Stored entries
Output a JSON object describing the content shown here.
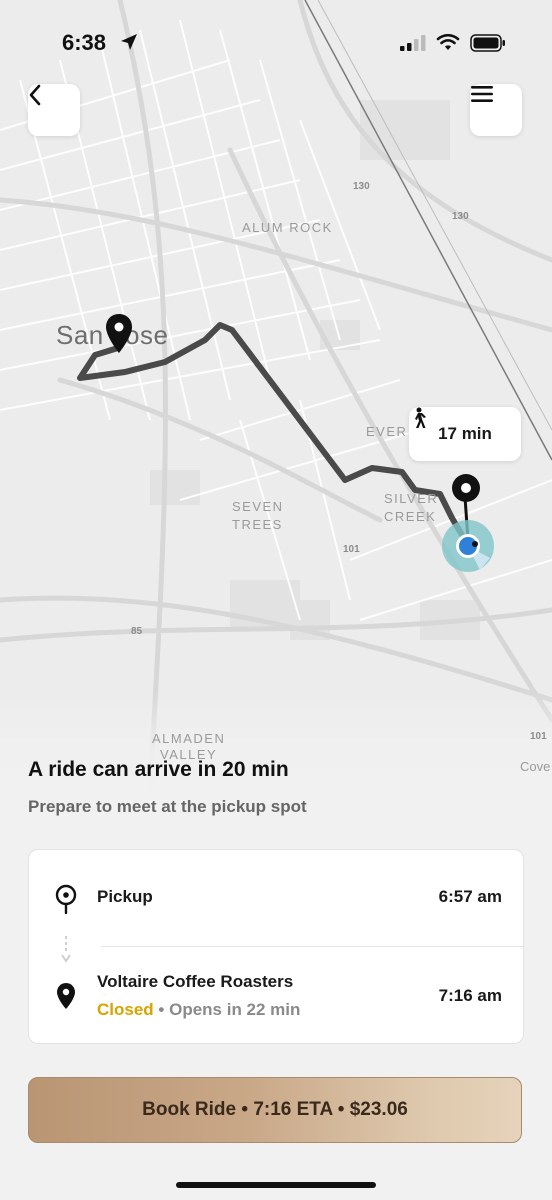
{
  "status_bar": {
    "time": "6:38",
    "location_icon": "location-arrow-icon",
    "icons": [
      "cellular-signal-icon",
      "wifi-icon",
      "battery-icon"
    ]
  },
  "map": {
    "labels": {
      "city": "San Jose",
      "alum_rock": "ALUM ROCK",
      "seven_trees_1": "SEVEN",
      "seven_trees_2": "TREES",
      "silver_1": "SILVER",
      "silver_2": "CREEK",
      "evergreen": "EVER",
      "almaden_1": "ALMADEN",
      "almaden_2": "VALLEY",
      "coyote": "Cove"
    },
    "road_numbers": {
      "r130a": "130",
      "r130b": "130",
      "r101a": "101",
      "r101b": "101",
      "r85": "85"
    },
    "walk_time": "17 min",
    "colors": {
      "route": "#4a4a4a",
      "user_location": "#2f80d8",
      "user_halo": "#7fc6c9"
    }
  },
  "nav": {
    "back_icon": "chevron-left-icon",
    "menu_icon": "hamburger-menu-icon"
  },
  "ride": {
    "headline": "A ride can arrive in 20 min",
    "subhead": "Prepare to meet at the pickup spot"
  },
  "trip": {
    "pickup": {
      "label": "Pickup",
      "time": "6:57 am",
      "icon": "pickup-pin-icon"
    },
    "dropoff": {
      "label": "Voltaire Coffee Roasters",
      "time": "7:16 am",
      "status": "Closed",
      "separator": " • ",
      "opens": "Opens in 22 min",
      "icon": "dropoff-pin-icon"
    }
  },
  "book_button": {
    "label": "Book Ride • 7:16 ETA • $23.06",
    "colors": {
      "gold_start": "#b99573",
      "gold_end": "#e6d3bb"
    }
  }
}
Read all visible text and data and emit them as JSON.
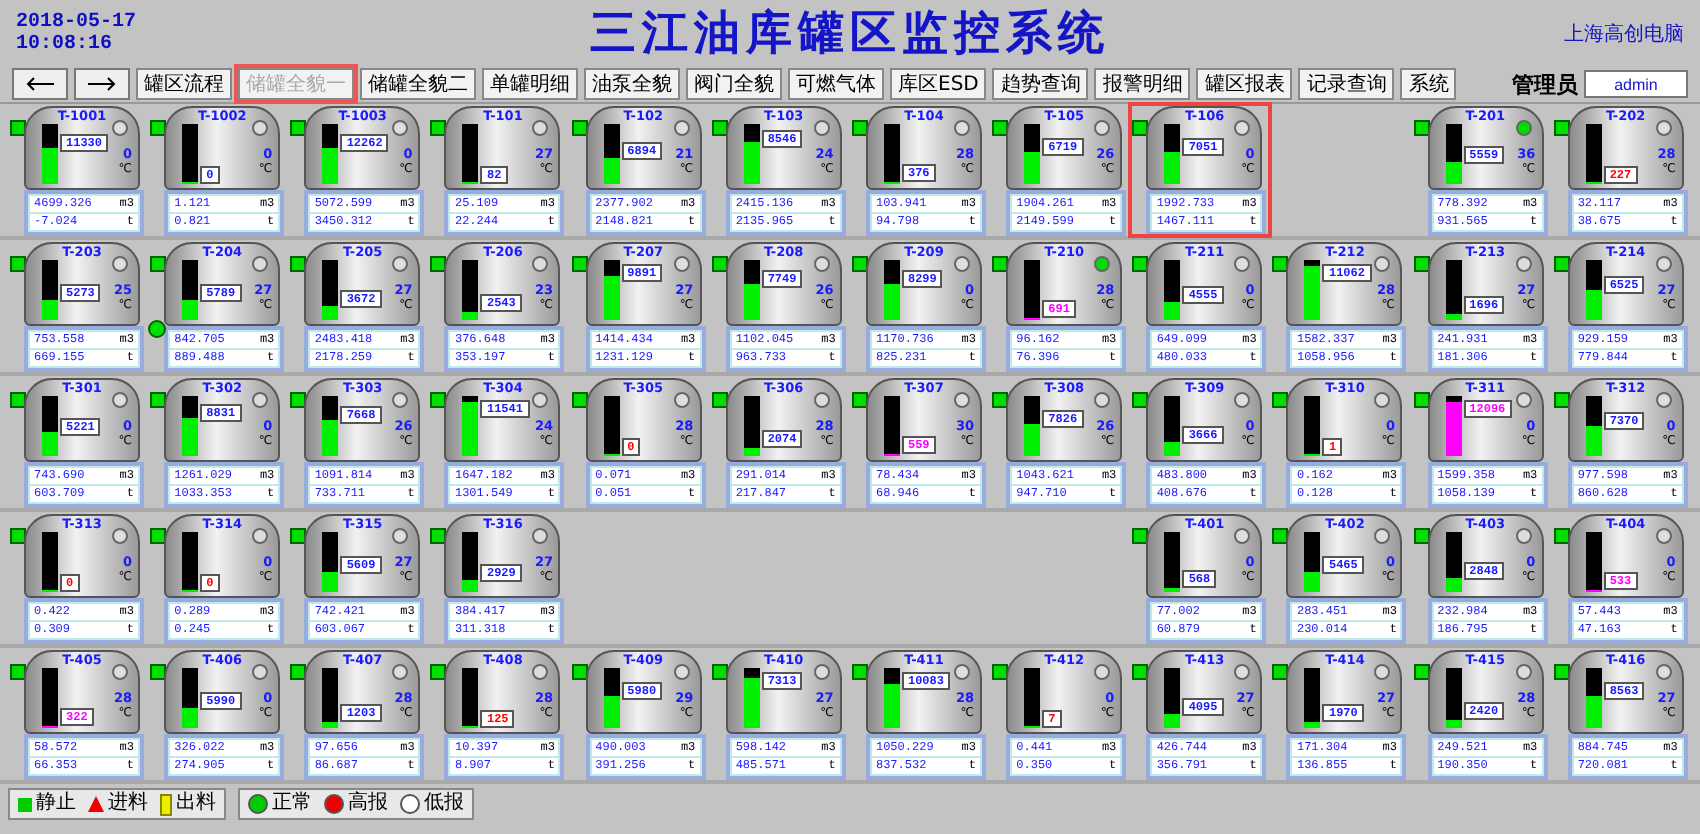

Exercise description
Return the entries unchanged, save for the pictures, which do not belong in the copy.

Written response
Output a JSON object describing the content shown here.
{
  "status_bar": {
    "time": "6:38",
    "location_icon": "location-arrow-icon",
    "icons": [
      "cellular-signal-icon",
      "wifi-icon",
      "battery-icon"
    ]
  },
  "map": {
    "labels": {
      "city": "San Jose",
      "alum_rock": "ALUM ROCK",
      "seven_trees_1": "SEVEN",
      "seven_trees_2": "TREES",
      "silver_1": "SILVER",
      "silver_2": "CREEK",
      "evergreen": "EVER",
      "almaden_1": "ALMADEN",
      "almaden_2": "VALLEY",
      "coyote": "Cove"
    },
    "road_numbers": {
      "r130a": "130",
      "r130b": "130",
      "r101a": "101",
      "r101b": "101",
      "r85": "85"
    },
    "walk_time": "17 min",
    "colors": {
      "route": "#4a4a4a",
      "user_location": "#2f80d8",
      "user_halo": "#7fc6c9"
    }
  },
  "nav": {
    "back_icon": "chevron-left-icon",
    "menu_icon": "hamburger-menu-icon"
  },
  "ride": {
    "headline": "A ride can arrive in 20 min",
    "subhead": "Prepare to meet at the pickup spot"
  },
  "trip": {
    "pickup": {
      "label": "Pickup",
      "time": "6:57 am",
      "icon": "pickup-pin-icon"
    },
    "dropoff": {
      "label": "Voltaire Coffee Roasters",
      "time": "7:16 am",
      "status": "Closed",
      "separator": " • ",
      "opens": "Opens in 22 min",
      "icon": "dropoff-pin-icon"
    }
  },
  "book_button": {
    "label": "Book Ride • 7:16 ETA • $23.06",
    "colors": {
      "gold_start": "#b99573",
      "gold_end": "#e6d3bb"
    }
  }
}
Read all visible text and data and emit them as JSON.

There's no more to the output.